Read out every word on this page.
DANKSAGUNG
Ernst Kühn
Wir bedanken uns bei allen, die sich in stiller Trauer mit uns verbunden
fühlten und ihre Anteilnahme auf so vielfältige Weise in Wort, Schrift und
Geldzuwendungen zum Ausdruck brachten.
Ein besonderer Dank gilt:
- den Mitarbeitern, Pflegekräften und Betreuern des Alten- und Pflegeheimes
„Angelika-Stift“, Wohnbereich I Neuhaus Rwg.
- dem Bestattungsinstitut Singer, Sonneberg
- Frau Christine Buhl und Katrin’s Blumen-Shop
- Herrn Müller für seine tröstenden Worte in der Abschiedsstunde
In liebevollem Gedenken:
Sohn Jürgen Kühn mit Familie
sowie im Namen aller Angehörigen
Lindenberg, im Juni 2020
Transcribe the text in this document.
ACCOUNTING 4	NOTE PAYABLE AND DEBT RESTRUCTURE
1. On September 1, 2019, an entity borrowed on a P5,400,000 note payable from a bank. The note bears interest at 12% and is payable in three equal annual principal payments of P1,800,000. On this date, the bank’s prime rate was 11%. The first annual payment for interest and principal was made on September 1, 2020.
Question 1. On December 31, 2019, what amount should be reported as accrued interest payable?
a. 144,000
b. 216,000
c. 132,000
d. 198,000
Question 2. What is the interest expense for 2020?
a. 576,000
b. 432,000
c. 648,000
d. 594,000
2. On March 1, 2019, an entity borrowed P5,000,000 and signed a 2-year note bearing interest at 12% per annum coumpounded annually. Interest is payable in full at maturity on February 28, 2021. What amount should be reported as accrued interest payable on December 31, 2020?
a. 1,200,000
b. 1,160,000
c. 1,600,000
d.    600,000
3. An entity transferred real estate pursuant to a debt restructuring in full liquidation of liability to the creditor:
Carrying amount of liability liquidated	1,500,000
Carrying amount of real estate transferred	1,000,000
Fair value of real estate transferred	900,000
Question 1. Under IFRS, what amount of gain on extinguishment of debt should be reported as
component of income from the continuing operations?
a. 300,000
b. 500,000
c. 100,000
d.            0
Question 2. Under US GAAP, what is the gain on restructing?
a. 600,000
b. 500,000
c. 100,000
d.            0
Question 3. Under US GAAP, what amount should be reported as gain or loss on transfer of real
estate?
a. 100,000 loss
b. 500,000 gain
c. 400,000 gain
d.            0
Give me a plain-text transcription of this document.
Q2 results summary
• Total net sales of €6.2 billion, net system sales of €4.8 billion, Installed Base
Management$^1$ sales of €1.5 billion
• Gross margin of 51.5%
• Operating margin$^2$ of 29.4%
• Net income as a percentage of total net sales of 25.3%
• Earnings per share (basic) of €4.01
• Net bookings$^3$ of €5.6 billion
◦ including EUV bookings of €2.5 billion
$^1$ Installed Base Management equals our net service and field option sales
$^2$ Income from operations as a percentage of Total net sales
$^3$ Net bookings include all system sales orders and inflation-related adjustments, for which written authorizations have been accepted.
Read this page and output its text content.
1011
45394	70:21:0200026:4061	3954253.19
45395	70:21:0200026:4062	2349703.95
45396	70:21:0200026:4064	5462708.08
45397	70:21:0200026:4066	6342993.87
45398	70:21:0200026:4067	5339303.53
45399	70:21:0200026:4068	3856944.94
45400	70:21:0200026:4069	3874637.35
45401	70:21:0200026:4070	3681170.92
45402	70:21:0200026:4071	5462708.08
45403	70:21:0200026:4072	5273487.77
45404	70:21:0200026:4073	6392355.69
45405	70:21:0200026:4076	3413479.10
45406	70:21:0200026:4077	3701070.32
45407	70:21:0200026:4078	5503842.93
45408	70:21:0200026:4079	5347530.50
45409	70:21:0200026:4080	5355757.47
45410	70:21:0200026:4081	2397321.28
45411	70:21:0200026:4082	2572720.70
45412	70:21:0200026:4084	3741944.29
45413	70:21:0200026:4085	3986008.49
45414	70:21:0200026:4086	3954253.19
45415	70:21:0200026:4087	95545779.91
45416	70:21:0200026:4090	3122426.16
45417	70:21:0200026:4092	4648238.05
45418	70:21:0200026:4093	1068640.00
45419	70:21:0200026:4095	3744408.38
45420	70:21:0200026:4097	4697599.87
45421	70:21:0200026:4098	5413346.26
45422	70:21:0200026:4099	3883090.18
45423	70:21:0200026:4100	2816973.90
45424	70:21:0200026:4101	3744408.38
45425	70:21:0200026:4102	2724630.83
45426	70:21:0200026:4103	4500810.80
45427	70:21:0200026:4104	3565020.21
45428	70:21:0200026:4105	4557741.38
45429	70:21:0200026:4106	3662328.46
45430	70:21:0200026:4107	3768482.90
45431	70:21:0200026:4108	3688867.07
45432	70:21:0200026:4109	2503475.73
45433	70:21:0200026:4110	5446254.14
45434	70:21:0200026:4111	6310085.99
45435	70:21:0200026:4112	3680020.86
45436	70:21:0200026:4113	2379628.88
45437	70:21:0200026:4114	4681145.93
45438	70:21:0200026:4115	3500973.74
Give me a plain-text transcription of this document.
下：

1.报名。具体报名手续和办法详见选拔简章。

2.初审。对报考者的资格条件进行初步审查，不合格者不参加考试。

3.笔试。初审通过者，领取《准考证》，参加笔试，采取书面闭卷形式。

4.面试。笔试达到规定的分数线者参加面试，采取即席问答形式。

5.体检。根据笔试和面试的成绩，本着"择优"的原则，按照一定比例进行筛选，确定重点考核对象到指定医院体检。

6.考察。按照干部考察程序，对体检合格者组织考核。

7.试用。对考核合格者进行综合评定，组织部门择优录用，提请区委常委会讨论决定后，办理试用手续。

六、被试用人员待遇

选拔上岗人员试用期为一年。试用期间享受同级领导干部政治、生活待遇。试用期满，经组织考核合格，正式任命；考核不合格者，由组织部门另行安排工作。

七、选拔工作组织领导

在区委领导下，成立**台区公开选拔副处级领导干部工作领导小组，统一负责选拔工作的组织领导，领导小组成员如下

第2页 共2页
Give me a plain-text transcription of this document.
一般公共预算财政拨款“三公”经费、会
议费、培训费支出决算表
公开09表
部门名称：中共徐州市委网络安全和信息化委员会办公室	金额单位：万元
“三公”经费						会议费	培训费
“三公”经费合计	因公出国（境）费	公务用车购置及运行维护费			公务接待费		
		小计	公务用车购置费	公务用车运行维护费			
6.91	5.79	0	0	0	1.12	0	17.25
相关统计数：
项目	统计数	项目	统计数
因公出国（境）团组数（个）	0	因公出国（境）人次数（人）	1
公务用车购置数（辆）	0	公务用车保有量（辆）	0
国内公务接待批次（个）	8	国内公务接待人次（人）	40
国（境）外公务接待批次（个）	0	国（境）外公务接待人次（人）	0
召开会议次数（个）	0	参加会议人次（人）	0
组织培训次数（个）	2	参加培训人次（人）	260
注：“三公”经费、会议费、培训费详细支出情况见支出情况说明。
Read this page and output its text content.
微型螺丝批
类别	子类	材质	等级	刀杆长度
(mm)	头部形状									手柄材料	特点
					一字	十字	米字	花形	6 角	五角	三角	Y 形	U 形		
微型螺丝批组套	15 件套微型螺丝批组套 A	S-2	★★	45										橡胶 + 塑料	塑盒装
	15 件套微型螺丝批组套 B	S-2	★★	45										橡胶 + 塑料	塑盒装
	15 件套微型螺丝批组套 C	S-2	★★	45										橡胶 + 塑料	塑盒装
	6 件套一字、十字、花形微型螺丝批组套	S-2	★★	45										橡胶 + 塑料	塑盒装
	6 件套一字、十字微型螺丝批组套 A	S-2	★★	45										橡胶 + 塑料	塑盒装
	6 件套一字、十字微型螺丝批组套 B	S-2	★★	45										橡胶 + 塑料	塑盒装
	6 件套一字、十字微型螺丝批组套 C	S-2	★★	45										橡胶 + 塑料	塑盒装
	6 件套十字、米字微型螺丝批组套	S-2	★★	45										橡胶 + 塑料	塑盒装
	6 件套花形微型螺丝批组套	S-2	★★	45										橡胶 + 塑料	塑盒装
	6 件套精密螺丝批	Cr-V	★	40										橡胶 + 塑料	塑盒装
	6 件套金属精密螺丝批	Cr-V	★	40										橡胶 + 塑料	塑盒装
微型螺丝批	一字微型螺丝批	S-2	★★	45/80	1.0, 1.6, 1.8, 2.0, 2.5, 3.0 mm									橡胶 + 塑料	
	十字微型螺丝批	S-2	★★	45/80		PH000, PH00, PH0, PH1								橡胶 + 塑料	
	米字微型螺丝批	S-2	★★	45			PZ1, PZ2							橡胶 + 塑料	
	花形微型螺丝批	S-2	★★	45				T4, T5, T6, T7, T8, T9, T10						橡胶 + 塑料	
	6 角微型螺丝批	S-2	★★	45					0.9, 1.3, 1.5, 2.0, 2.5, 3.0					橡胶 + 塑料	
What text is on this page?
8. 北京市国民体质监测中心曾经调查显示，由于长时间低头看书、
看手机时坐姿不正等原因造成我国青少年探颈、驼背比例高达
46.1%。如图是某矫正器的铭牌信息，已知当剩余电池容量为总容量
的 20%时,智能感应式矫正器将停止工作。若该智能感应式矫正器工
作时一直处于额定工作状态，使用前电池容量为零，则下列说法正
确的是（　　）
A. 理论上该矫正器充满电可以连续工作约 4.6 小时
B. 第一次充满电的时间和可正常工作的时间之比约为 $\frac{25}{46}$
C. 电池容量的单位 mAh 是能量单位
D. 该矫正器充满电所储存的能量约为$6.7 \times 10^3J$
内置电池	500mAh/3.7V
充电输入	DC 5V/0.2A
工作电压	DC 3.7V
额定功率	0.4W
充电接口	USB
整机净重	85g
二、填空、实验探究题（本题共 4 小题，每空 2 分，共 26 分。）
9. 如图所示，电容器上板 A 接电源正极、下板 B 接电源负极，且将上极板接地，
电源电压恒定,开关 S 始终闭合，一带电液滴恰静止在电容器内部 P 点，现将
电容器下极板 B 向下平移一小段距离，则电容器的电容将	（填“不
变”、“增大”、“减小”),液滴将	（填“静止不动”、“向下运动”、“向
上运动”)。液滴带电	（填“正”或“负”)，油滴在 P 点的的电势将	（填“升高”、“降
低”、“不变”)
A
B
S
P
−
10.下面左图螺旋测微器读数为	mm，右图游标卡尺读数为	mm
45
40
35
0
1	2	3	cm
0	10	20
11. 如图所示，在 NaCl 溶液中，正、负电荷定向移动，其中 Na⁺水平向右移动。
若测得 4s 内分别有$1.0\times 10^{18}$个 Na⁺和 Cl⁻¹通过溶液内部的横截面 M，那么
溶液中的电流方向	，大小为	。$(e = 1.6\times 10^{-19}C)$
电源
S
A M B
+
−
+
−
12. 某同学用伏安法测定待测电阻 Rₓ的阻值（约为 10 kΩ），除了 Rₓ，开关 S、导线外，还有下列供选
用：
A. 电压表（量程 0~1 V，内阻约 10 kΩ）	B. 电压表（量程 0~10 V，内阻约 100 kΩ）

_ _ _ _

• _EXERCISE_
How many lines of the data hold the string "Base"? Reply with the number alone.

• _COMPLETED TASK_
2